→ Goal: Go through the records underneath and count the lines that include the string "usando". Give nothing but the number.

-- start of Dataset entries --

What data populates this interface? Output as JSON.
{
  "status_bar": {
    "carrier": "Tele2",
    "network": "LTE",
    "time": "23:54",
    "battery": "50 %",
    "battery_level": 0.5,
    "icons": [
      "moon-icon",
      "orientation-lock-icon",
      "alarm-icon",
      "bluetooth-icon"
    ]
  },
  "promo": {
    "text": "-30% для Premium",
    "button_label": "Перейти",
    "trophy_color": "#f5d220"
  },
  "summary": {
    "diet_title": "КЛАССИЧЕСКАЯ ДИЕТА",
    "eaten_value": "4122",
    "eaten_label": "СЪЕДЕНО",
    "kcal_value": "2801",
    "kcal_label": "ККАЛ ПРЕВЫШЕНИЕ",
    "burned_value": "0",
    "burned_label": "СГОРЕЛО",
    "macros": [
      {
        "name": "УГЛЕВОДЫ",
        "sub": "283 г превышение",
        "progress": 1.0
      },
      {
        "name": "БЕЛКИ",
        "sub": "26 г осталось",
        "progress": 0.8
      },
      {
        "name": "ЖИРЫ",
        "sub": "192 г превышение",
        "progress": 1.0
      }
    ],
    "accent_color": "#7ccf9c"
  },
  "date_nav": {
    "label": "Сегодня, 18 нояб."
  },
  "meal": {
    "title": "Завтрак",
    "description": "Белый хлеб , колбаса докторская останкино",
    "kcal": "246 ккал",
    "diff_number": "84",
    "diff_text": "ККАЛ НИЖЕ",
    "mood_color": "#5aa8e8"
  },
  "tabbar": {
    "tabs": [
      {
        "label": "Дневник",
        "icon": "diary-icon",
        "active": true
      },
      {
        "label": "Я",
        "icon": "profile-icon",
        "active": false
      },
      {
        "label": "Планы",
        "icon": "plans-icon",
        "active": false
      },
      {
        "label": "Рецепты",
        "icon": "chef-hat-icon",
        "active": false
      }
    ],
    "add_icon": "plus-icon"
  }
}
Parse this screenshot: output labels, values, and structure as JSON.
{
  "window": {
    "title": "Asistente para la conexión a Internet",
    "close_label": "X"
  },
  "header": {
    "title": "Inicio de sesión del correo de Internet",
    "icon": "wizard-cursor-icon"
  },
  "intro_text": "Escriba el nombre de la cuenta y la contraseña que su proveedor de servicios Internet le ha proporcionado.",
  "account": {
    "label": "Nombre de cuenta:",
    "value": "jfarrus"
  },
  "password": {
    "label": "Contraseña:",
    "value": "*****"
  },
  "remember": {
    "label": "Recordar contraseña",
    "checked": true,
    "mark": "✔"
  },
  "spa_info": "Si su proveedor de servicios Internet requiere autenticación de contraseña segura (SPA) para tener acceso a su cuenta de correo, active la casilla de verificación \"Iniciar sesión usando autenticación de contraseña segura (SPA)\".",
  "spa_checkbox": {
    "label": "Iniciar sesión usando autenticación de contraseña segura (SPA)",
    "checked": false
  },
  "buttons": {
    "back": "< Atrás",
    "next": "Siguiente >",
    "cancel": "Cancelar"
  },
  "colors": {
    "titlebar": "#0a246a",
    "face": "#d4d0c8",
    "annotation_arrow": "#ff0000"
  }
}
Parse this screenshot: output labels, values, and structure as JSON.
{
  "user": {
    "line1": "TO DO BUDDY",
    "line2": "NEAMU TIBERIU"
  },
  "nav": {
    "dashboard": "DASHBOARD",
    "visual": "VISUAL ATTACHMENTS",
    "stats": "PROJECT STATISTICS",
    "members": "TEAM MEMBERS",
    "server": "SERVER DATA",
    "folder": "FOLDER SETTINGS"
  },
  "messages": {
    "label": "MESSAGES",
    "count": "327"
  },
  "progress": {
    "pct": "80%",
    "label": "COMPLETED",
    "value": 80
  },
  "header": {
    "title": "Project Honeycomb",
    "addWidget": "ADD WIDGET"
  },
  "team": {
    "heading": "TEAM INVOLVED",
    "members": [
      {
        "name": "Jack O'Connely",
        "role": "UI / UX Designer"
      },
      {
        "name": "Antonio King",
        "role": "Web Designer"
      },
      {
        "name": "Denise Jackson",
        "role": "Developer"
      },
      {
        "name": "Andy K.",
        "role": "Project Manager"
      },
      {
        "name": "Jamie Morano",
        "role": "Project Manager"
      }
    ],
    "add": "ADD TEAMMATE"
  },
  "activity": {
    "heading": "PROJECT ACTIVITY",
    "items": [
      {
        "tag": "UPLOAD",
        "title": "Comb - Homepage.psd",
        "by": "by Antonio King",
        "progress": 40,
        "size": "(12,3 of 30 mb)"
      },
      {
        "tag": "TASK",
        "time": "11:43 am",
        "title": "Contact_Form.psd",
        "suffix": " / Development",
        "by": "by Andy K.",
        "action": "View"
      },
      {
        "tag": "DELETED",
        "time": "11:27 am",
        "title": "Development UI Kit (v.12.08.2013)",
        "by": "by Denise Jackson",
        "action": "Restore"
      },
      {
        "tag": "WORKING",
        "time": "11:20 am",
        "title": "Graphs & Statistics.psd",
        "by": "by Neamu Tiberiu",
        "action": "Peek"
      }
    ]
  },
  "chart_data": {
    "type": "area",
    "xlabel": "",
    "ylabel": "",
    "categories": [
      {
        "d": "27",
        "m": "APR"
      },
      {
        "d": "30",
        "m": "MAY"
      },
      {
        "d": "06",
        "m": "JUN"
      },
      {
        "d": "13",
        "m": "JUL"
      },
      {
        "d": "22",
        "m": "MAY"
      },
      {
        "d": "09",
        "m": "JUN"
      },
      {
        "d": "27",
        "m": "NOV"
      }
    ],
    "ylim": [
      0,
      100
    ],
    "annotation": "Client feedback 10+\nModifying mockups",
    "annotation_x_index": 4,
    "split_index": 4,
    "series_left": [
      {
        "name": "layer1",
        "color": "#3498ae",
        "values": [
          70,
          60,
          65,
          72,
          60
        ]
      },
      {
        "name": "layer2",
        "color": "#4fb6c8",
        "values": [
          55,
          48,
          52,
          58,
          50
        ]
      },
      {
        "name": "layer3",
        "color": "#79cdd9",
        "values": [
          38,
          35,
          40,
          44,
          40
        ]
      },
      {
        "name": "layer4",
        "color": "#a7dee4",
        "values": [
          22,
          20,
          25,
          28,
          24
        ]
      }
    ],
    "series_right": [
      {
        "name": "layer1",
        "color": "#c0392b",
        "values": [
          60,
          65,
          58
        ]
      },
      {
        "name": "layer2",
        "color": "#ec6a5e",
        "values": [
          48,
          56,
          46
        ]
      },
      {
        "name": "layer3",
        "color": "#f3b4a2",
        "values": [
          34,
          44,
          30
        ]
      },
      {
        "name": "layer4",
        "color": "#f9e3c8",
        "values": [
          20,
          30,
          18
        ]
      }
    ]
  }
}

-- end of Dataset entries --

→ Solution to this task: 2